What this task involves
Pull every line containing "rate" out of the material below.

Dataset listings of figures
***

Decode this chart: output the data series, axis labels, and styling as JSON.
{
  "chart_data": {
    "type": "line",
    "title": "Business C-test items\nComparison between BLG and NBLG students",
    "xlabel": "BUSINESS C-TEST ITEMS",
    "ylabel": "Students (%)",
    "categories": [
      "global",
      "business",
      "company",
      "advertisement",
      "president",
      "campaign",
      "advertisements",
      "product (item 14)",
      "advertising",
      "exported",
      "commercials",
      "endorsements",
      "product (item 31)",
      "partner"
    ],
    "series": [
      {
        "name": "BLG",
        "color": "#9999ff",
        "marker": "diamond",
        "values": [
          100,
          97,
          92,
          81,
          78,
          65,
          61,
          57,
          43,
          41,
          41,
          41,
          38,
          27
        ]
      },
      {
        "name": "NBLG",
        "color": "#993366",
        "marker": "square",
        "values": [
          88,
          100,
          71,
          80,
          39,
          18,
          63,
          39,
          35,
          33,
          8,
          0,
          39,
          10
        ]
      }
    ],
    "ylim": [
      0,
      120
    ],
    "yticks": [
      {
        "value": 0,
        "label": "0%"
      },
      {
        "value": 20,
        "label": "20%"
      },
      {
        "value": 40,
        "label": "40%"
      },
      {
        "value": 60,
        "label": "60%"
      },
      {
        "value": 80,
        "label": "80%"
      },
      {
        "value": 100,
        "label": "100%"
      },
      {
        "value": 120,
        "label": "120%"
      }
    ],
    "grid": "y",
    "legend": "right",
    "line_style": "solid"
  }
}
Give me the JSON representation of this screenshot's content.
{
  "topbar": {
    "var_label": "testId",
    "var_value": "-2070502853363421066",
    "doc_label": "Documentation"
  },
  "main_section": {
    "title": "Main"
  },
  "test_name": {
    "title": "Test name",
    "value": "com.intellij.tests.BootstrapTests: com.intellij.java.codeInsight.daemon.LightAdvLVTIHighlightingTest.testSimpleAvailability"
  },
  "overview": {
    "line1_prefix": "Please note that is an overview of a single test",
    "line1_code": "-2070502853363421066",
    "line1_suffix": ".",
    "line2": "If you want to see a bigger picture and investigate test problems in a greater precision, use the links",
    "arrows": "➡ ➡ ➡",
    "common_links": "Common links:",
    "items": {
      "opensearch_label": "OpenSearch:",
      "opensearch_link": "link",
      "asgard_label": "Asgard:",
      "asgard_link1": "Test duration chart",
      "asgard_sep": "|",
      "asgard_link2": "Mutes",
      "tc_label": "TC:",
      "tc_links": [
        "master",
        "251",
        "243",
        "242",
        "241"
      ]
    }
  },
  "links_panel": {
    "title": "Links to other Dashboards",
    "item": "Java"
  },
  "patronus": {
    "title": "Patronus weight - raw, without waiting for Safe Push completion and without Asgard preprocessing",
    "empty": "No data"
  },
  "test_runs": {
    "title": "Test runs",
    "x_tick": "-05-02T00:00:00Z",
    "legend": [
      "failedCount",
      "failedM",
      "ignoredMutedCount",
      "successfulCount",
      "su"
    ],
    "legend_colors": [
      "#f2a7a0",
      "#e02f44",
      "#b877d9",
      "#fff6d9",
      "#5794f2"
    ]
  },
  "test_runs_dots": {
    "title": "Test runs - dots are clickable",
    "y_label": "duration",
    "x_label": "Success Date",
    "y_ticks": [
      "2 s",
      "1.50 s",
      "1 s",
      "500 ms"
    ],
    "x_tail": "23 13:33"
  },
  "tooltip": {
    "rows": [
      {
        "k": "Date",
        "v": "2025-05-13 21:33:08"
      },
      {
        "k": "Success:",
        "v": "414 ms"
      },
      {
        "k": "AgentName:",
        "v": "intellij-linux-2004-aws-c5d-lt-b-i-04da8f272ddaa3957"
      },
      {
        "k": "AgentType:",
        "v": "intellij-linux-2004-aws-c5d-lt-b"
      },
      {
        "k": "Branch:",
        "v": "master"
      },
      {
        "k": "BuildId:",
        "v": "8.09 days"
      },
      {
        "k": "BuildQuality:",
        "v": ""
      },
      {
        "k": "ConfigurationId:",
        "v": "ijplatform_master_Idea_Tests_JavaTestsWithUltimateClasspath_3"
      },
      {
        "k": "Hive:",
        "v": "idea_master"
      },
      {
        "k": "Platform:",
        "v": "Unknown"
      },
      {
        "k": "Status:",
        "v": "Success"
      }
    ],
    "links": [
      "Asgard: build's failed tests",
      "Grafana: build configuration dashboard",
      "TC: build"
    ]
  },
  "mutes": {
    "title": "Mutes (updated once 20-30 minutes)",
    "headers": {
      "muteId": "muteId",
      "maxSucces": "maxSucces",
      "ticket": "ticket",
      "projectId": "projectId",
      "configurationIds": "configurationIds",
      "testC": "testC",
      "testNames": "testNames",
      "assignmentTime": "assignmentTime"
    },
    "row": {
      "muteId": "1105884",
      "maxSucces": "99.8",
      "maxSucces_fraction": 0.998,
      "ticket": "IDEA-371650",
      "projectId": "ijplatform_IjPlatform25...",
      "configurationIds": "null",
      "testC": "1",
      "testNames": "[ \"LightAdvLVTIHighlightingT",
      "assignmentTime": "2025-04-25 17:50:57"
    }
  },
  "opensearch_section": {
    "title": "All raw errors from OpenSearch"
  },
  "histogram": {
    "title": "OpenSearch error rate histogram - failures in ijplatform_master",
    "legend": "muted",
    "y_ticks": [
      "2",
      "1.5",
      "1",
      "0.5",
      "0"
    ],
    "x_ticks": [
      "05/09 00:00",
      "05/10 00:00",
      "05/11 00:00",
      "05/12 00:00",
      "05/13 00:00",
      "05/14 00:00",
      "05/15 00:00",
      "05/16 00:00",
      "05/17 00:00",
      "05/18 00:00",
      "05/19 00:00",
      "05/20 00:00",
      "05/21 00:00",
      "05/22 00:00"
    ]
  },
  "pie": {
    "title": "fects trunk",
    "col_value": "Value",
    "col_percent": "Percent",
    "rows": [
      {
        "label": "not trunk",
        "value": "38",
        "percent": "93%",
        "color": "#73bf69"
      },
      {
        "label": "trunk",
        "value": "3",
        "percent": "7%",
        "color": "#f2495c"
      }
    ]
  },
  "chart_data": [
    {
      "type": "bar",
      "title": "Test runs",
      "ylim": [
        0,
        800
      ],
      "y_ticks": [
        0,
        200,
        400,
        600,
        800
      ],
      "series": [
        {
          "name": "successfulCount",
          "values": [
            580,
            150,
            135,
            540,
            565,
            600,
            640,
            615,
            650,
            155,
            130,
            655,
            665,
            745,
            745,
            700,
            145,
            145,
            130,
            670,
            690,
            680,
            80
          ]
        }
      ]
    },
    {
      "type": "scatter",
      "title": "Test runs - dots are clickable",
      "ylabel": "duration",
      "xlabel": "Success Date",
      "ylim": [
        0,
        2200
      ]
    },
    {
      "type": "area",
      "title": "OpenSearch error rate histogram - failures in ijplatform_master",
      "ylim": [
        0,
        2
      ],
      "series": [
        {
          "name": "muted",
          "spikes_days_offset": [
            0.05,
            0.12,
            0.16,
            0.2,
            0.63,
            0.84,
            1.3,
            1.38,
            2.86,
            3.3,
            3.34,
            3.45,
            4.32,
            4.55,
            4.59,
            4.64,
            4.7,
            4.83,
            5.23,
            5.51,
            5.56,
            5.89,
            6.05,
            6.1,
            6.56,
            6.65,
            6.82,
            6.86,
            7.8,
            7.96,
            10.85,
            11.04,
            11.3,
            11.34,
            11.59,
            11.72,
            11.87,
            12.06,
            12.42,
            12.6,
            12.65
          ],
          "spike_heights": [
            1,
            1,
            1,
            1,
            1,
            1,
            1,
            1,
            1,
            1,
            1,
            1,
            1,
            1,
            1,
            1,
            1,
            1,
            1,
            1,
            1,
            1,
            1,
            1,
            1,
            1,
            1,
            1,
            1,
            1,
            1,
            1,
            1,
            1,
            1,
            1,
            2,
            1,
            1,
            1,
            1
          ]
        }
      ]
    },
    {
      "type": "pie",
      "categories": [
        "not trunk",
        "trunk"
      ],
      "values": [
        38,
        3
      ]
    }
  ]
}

***

Answer in full
    "title": "OpenSearch error rate histogram - failures in ijplatform_master",
      "title": "OpenSearch error rate histogram - failures in ijplatform_master",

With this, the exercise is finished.